INSTRUCTIONS FOR THE TASK - Set down the material below in full, matching it exactly.

RECORDED DATA -
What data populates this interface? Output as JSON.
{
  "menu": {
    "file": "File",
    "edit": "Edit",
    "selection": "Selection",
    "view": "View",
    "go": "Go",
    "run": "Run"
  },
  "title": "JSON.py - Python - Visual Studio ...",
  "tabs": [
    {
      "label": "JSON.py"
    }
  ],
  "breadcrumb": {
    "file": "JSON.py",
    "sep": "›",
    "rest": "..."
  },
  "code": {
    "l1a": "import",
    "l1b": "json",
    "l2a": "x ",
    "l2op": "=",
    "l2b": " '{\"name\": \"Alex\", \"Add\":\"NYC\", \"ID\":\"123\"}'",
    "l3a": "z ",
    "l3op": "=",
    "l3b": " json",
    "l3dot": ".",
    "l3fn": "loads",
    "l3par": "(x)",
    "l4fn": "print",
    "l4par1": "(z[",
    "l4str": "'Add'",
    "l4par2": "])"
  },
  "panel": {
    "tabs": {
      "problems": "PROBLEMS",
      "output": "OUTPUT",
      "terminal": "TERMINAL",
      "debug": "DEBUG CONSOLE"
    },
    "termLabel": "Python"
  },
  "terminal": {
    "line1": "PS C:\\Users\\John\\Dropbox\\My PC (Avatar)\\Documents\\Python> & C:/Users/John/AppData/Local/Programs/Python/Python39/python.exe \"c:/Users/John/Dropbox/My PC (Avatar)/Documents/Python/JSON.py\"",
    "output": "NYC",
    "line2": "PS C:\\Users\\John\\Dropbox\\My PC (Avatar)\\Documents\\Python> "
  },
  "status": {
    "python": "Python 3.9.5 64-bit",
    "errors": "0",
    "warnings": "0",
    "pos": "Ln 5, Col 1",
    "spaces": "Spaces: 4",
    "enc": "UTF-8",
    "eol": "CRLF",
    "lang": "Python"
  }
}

EXPECTED ANSWER -
What data populates this interface? Output as JSON.
{
  "menu": {
    "file": "File",
    "edit": "Edit",
    "selection": "Selection",
    "view": "View",
    "go": "Go",
    "run": "Run"
  },
  "title": "JSON.py - Python - Visual Studio ...",
  "tabs": [
    {
      "label": "JSON.py"
    }
  ],
  "breadcrumb": {
    "file": "JSON.py",
    "sep": "›",
    "rest": "..."
  },
  "code": {
    "l1a": "import",
    "l1b": "json",
    "l2a": "x ",
    "l2op": "=",
    "l2b": " '{\"name\": \"Alex\", \"Add\":\"NYC\", \"ID\":\"123\"}'",
    "l3a": "z ",
    "l3op": "=",
    "l3b": " json",
    "l3dot": ".",
    "l3fn": "loads",
    "l3par": "(x)",
    "l4fn": "print",
    "l4par1": "(z[",
    "l4str": "'Add'",
    "l4par2": "])"
  },
  "panel": {
    "tabs": {
      "problems": "PROBLEMS",
      "output": "OUTPUT",
      "terminal": "TERMINAL",
      "debug": "DEBUG CONSOLE"
    },
    "termLabel": "Python"
  },
  "terminal": {
    "line1": "PS C:\\Users\\John\\Dropbox\\My PC (Avatar)\\Documents\\Python> & C:/Users/John/AppData/Local/Programs/Python/Python39/python.exe \"c:/Users/John/Dropbox/My PC (Avatar)/Documents/Python/JSON.py\"",
    "output": "NYC",
    "line2": "PS C:\\Users\\John\\Dropbox\\My PC (Avatar)\\Documents\\Python> "
  },
  "status": {
    "python": "Python 3.9.5 64-bit",
    "errors": "0",
    "warnings": "0",
    "pos": "Ln 5, Col 1",
    "spaces": "Spaces: 4",
    "enc": "UTF-8",
    "eol": "CRLF",
    "lang": "Python"
  }
}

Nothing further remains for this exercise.